Stated problem:
From the listing, collect all lines containing the word "Verlangen".

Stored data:
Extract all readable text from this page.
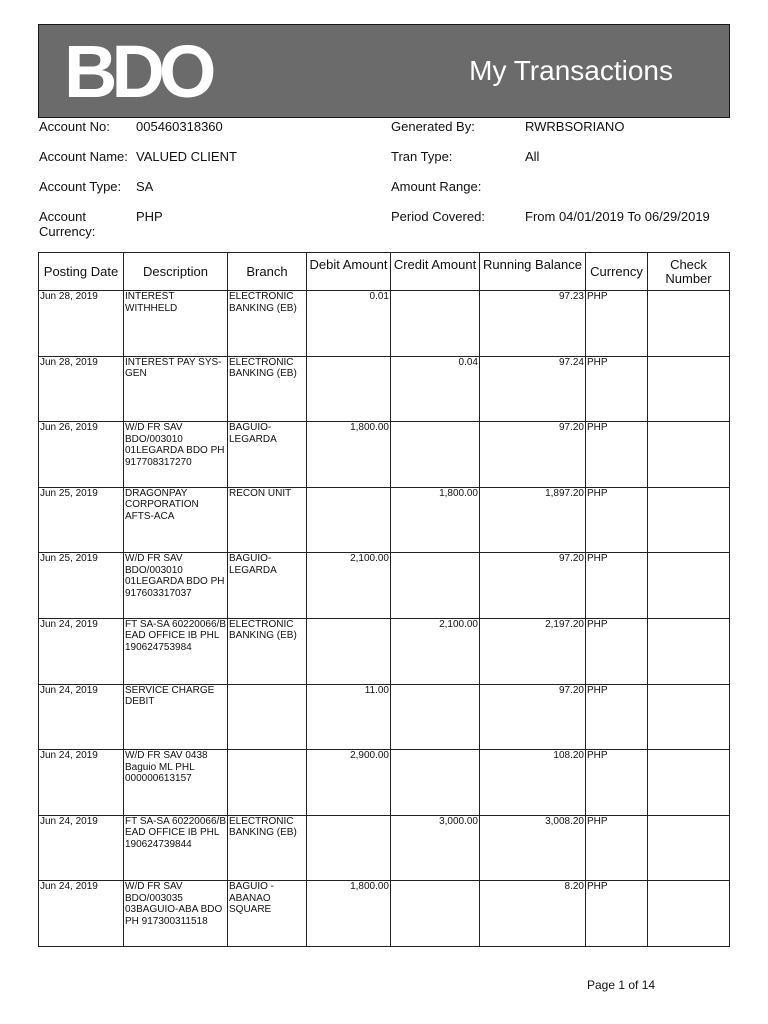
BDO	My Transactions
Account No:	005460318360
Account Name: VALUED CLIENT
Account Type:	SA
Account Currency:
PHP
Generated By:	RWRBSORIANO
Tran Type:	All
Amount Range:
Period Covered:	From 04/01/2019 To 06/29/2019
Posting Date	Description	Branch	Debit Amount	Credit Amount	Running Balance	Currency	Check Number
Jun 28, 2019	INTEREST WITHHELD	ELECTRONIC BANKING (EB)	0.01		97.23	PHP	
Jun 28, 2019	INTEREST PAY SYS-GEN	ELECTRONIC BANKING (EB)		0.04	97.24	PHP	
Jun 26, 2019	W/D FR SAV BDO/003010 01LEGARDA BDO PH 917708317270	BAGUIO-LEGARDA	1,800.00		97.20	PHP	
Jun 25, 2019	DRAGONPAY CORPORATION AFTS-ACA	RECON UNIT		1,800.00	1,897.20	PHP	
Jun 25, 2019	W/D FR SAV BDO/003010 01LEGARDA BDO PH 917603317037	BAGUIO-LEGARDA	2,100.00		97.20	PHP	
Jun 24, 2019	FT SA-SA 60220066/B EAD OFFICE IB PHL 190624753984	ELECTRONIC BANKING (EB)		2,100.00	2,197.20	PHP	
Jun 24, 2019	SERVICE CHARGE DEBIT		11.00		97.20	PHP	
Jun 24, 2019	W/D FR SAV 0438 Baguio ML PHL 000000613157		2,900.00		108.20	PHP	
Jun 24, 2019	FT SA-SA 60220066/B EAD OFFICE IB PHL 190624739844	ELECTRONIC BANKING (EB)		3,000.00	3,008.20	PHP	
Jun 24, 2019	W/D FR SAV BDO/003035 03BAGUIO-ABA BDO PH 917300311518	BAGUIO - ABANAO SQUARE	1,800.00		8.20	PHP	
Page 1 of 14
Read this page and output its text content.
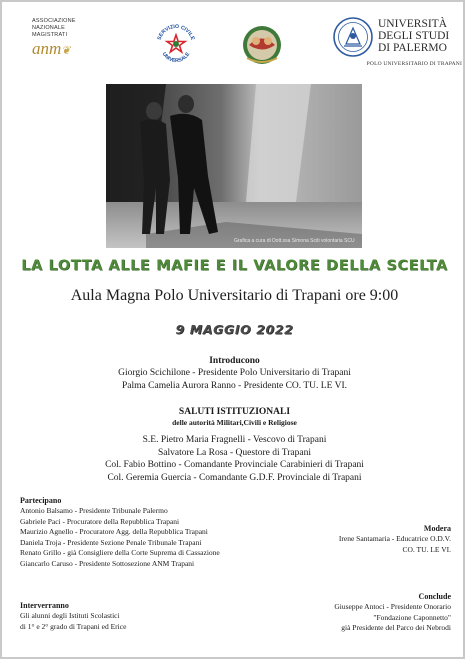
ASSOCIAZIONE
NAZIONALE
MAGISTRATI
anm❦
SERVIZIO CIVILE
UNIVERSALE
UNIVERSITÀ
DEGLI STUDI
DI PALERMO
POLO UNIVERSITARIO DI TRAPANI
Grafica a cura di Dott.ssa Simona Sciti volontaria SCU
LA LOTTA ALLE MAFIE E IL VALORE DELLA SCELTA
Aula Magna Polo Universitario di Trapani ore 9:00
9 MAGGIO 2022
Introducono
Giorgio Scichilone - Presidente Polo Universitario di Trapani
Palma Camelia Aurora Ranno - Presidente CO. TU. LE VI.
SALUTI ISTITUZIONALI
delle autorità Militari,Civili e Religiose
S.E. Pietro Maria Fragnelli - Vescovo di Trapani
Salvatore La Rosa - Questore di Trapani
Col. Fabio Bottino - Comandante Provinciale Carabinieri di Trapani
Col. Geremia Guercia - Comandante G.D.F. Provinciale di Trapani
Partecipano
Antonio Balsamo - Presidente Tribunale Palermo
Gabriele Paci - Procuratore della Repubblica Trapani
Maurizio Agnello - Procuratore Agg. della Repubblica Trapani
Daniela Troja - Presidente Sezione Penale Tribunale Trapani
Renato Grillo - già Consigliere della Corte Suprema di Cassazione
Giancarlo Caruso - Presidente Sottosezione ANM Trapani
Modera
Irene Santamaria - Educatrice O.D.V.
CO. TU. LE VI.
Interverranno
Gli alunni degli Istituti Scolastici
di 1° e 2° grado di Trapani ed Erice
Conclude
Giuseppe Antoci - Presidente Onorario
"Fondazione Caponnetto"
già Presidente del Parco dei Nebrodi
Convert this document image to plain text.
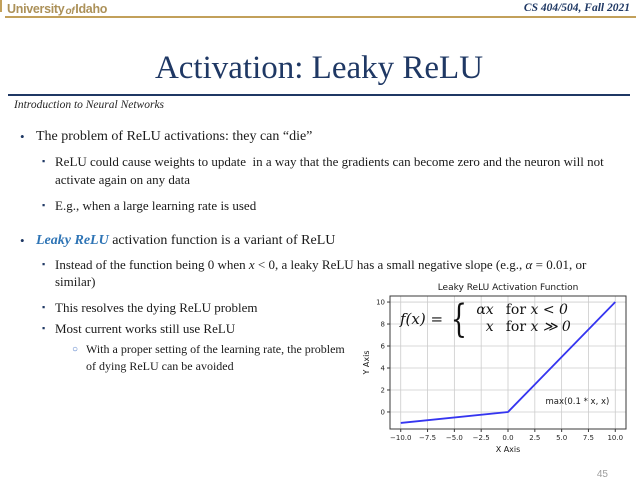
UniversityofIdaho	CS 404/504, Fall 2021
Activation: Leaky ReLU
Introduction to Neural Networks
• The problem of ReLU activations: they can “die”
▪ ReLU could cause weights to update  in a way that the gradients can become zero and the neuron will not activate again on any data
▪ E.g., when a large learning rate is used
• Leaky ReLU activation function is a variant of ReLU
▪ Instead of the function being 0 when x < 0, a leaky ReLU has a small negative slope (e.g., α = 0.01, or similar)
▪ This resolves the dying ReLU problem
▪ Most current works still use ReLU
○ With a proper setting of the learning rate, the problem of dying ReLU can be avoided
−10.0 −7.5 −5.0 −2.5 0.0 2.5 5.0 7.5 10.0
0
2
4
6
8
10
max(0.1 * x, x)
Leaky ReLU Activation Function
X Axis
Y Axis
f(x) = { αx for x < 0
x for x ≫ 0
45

...

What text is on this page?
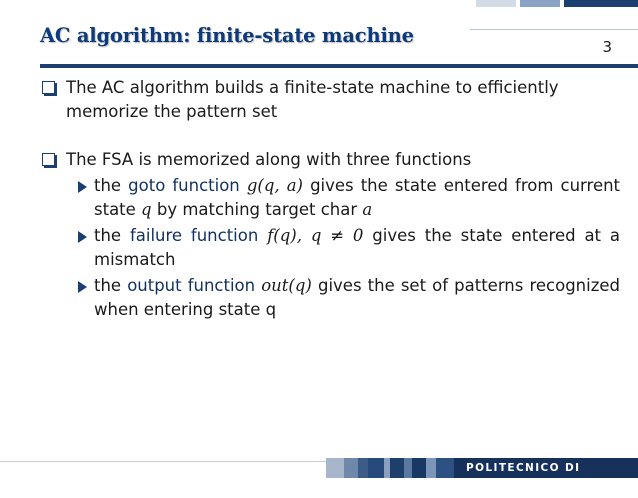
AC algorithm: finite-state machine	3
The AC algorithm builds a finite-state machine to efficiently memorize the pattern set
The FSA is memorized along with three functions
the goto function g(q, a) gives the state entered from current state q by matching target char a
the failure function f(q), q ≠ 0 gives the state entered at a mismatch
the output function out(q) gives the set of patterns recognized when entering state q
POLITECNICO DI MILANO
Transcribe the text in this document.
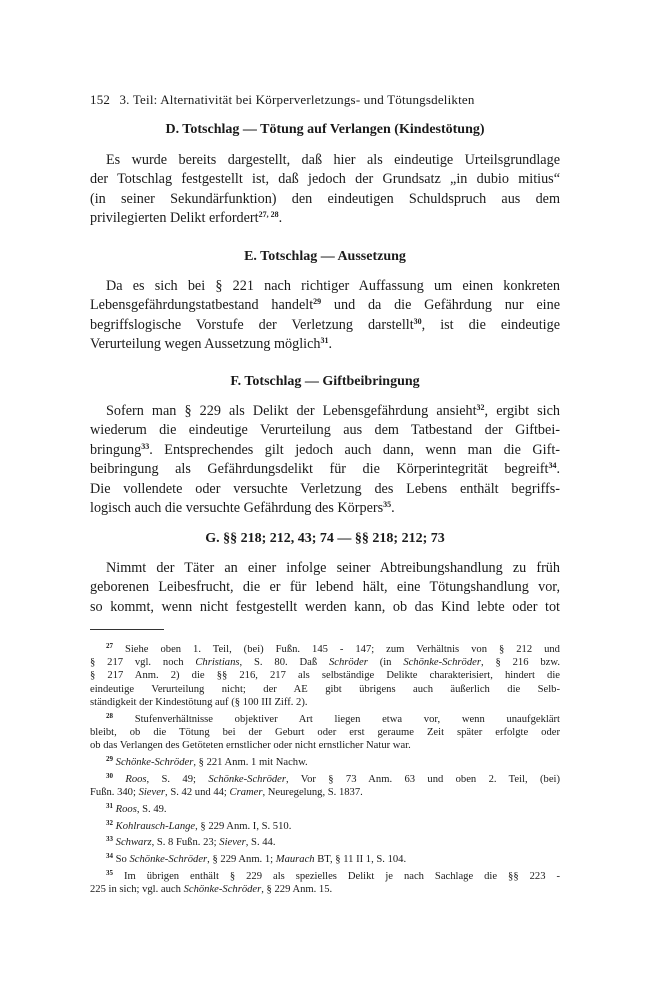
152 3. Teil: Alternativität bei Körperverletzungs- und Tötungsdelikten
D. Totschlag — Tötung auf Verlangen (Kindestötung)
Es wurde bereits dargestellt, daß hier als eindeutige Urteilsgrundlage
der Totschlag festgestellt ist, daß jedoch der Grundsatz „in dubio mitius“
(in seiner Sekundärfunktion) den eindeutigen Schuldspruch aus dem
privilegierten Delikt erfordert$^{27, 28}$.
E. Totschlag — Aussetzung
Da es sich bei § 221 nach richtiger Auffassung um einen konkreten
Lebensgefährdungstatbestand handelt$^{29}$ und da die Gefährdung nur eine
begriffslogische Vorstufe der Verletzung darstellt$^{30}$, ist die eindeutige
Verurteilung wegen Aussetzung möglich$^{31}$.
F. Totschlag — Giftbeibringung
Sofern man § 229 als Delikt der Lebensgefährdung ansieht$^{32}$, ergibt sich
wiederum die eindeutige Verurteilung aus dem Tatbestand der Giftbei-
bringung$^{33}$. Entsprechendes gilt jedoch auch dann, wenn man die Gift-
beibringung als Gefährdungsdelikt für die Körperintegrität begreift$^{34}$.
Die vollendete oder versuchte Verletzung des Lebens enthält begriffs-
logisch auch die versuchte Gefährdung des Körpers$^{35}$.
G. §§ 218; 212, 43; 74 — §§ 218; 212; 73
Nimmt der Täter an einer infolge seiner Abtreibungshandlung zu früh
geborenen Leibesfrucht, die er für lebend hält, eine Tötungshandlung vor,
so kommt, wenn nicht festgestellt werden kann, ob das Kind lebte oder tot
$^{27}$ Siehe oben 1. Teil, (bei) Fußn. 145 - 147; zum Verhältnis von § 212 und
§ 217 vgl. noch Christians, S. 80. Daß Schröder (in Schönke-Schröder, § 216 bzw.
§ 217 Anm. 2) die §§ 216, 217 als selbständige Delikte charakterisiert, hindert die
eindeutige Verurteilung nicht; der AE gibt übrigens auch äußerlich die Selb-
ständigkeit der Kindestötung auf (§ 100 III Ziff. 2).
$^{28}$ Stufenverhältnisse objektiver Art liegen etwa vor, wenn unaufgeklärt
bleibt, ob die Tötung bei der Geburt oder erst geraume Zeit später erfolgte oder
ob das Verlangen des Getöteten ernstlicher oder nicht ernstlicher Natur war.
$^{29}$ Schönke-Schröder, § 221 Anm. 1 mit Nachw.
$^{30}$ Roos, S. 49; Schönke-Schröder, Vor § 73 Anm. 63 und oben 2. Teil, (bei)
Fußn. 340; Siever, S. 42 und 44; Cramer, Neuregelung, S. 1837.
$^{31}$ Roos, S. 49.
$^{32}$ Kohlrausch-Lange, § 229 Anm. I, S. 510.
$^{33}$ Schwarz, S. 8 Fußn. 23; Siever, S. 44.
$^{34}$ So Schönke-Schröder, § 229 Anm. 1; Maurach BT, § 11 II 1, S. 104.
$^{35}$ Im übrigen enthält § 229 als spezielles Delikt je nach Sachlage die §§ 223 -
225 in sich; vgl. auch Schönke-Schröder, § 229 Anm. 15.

Task answer:
D. Totschlag — Tötung auf Verlangen (Kindestötung)
ob das Verlangen des Getöteten ernstlicher oder nicht ernstlicher Natur war.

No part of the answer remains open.